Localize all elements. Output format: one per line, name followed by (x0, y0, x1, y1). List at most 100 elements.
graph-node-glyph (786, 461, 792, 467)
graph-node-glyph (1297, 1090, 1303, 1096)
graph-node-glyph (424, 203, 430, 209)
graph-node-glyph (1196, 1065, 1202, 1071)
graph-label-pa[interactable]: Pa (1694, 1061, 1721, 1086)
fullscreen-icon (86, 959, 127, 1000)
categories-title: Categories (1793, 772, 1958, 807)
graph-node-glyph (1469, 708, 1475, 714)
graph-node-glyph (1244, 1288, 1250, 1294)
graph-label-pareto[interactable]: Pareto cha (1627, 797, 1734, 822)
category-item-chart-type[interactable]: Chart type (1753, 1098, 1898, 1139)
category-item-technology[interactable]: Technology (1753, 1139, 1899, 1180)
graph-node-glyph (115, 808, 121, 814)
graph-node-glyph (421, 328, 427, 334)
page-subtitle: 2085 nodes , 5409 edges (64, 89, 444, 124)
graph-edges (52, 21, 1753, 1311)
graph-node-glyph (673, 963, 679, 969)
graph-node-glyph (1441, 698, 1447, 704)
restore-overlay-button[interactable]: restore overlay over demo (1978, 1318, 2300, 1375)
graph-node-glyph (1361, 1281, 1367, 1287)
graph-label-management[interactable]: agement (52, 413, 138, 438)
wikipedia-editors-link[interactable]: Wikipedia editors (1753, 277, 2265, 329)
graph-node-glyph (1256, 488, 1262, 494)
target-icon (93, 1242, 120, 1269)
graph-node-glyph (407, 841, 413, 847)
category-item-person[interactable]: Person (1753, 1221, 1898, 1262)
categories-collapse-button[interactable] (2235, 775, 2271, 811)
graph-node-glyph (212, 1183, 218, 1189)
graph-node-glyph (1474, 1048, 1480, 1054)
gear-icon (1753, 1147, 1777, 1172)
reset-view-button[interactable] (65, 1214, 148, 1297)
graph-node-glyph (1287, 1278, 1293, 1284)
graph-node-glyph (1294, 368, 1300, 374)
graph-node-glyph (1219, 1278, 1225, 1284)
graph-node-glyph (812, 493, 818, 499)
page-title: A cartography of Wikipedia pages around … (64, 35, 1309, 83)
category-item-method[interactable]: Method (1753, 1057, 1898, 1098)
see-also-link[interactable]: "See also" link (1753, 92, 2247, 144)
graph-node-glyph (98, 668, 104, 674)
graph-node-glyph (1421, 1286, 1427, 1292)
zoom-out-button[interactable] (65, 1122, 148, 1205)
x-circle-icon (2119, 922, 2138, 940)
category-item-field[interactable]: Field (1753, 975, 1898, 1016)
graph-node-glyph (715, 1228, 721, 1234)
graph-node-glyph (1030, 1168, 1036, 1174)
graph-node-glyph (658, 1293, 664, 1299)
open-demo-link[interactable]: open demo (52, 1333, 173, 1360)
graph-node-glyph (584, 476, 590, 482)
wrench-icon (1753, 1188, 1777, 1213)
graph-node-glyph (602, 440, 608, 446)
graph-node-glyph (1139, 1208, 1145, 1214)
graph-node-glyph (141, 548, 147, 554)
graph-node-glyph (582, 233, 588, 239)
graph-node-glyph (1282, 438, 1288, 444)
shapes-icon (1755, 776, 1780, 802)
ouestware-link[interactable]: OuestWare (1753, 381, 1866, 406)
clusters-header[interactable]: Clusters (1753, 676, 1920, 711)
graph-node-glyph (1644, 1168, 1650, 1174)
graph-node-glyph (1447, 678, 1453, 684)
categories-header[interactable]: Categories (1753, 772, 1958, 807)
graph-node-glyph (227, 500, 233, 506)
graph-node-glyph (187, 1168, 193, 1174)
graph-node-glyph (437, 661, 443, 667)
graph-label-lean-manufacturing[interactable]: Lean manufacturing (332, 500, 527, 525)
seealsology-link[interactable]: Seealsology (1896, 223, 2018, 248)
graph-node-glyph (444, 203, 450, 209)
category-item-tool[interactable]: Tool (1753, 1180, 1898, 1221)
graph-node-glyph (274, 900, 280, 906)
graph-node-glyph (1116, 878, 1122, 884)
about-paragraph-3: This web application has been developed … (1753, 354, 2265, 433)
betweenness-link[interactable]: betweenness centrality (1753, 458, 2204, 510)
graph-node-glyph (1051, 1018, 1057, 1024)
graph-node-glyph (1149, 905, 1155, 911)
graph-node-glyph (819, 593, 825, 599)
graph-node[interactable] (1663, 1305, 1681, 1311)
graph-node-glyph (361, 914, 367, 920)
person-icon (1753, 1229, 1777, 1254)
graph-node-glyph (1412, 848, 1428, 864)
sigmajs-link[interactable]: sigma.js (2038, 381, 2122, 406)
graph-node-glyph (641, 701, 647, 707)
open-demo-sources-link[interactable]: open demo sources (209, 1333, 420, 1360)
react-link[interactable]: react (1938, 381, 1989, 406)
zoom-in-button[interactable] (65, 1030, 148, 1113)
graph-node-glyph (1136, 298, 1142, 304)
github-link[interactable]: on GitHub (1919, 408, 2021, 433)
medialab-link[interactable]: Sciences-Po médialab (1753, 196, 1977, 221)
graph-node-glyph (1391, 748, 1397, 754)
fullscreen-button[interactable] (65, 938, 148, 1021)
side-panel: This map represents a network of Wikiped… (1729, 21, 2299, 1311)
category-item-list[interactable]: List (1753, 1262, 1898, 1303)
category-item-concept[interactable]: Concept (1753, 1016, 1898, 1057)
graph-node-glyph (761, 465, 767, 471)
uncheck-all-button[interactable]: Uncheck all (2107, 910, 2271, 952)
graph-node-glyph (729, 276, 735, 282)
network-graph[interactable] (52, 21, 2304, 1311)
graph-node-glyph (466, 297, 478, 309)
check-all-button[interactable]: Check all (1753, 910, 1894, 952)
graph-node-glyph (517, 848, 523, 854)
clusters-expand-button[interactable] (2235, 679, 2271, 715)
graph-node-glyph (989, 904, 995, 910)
● ● ● ● ● ● ●
◆ The exercise
In the lines above, change "Localize" to "Detect" and leave the rest unchanged.

◆ Exercise output
Detect all elements. Output format: one per line, name followed by (x0, y0, x1, y1). List at most 100 elements.
graph-node-glyph (786, 461, 792, 467)
graph-node-glyph (1297, 1090, 1303, 1096)
graph-node-glyph (424, 203, 430, 209)
graph-node-glyph (1196, 1065, 1202, 1071)
graph-label-pa[interactable]: Pa (1694, 1061, 1721, 1086)
fullscreen-icon (86, 959, 127, 1000)
categories-title: Categories (1793, 772, 1958, 807)
graph-node-glyph (1469, 708, 1475, 714)
graph-node-glyph (1244, 1288, 1250, 1294)
graph-label-pareto[interactable]: Pareto cha (1627, 797, 1734, 822)
category-item-chart-type[interactable]: Chart type (1753, 1098, 1898, 1139)
category-item-technology[interactable]: Technology (1753, 1139, 1899, 1180)
graph-node-glyph (115, 808, 121, 814)
graph-node-glyph (421, 328, 427, 334)
page-subtitle: 2085 nodes , 5409 edges (64, 89, 444, 124)
graph-edges (52, 21, 1753, 1311)
graph-node-glyph (673, 963, 679, 969)
graph-node-glyph (1441, 698, 1447, 704)
restore-overlay-button[interactable]: restore overlay over demo (1978, 1318, 2300, 1375)
graph-node-glyph (1361, 1281, 1367, 1287)
graph-label-management[interactable]: agement (52, 413, 138, 438)
wikipedia-editors-link[interactable]: Wikipedia editors (1753, 277, 2265, 329)
graph-node-glyph (1256, 488, 1262, 494)
target-icon (93, 1242, 120, 1269)
graph-node-glyph (407, 841, 413, 847)
category-item-person[interactable]: Person (1753, 1221, 1898, 1262)
categories-collapse-button[interactable] (2235, 775, 2271, 811)
graph-node-glyph (212, 1183, 218, 1189)
graph-node-glyph (1474, 1048, 1480, 1054)
gear-icon (1753, 1147, 1777, 1172)
reset-view-button[interactable] (65, 1214, 148, 1297)
graph-node-glyph (1287, 1278, 1293, 1284)
graph-node-glyph (1294, 368, 1300, 374)
graph-node-glyph (1219, 1278, 1225, 1284)
graph-node-glyph (812, 493, 818, 499)
page-title: A cartography of Wikipedia pages around … (64, 35, 1309, 83)
category-item-method[interactable]: Method (1753, 1057, 1898, 1098)
see-also-link[interactable]: "See also" link (1753, 92, 2247, 144)
graph-node-glyph (98, 668, 104, 674)
graph-node-glyph (1421, 1286, 1427, 1292)
zoom-out-button[interactable] (65, 1122, 148, 1205)
x-circle-icon (2119, 922, 2138, 940)
category-item-field[interactable]: Field (1753, 975, 1898, 1016)
graph-node-glyph (715, 1228, 721, 1234)
graph-node-glyph (1030, 1168, 1036, 1174)
graph-node-glyph (658, 1293, 664, 1299)
open-demo-link[interactable]: open demo (52, 1333, 173, 1360)
graph-node-glyph (584, 476, 590, 482)
wrench-icon (1753, 1188, 1777, 1213)
graph-node-glyph (602, 440, 608, 446)
graph-node-glyph (1139, 1208, 1145, 1214)
graph-node-glyph (141, 548, 147, 554)
graph-node-glyph (582, 233, 588, 239)
graph-node-glyph (1282, 438, 1288, 444)
shapes-icon (1755, 776, 1780, 802)
ouestware-link[interactable]: OuestWare (1753, 381, 1866, 406)
clusters-header[interactable]: Clusters (1753, 676, 1920, 711)
graph-node-glyph (1644, 1168, 1650, 1174)
graph-node-glyph (1447, 678, 1453, 684)
categories-header[interactable]: Categories (1753, 772, 1958, 807)
graph-node-glyph (227, 500, 233, 506)
graph-node-glyph (187, 1168, 193, 1174)
graph-node-glyph (437, 661, 443, 667)
graph-label-lean-manufacturing[interactable]: Lean manufacturing (332, 500, 527, 525)
seealsology-link[interactable]: Seealsology (1896, 223, 2018, 248)
graph-node-glyph (444, 203, 450, 209)
category-item-tool[interactable]: Tool (1753, 1180, 1898, 1221)
graph-node-glyph (274, 900, 280, 906)
graph-node-glyph (1116, 878, 1122, 884)
about-paragraph-3: This web application has been developed … (1753, 354, 2265, 433)
betweenness-link[interactable]: betweenness centrality (1753, 458, 2204, 510)
graph-node-glyph (1051, 1018, 1057, 1024)
graph-node-glyph (1149, 905, 1155, 911)
graph-node-glyph (819, 593, 825, 599)
graph-node[interactable] (1663, 1305, 1681, 1311)
graph-node-glyph (361, 914, 367, 920)
person-icon (1753, 1229, 1777, 1254)
graph-node-glyph (1412, 848, 1428, 864)
sigmajs-link[interactable]: sigma.js (2038, 381, 2122, 406)
graph-node-glyph (641, 701, 647, 707)
open-demo-sources-link[interactable]: open demo sources (209, 1333, 420, 1360)
react-link[interactable]: react (1938, 381, 1989, 406)
zoom-in-button[interactable] (65, 1030, 148, 1113)
graph-node-glyph (1136, 298, 1142, 304)
github-link[interactable]: on GitHub (1919, 408, 2021, 433)
medialab-link[interactable]: Sciences-Po médialab (1753, 196, 1977, 221)
graph-node-glyph (1391, 748, 1397, 754)
fullscreen-button[interactable] (65, 938, 148, 1021)
side-panel: This map represents a network of Wikiped… (1729, 21, 2299, 1311)
category-item-list[interactable]: List (1753, 1262, 1898, 1303)
category-item-concept[interactable]: Concept (1753, 1016, 1898, 1057)
graph-node-glyph (761, 465, 767, 471)
uncheck-all-button[interactable]: Uncheck all (2107, 910, 2271, 952)
graph-node-glyph (729, 276, 735, 282)
network-graph[interactable] (52, 21, 2304, 1311)
graph-node-glyph (466, 297, 478, 309)
check-all-button[interactable]: Check all (1753, 910, 1894, 952)
graph-node-glyph (517, 848, 523, 854)
clusters-expand-button[interactable] (2235, 679, 2271, 715)
graph-node-glyph (989, 904, 995, 910)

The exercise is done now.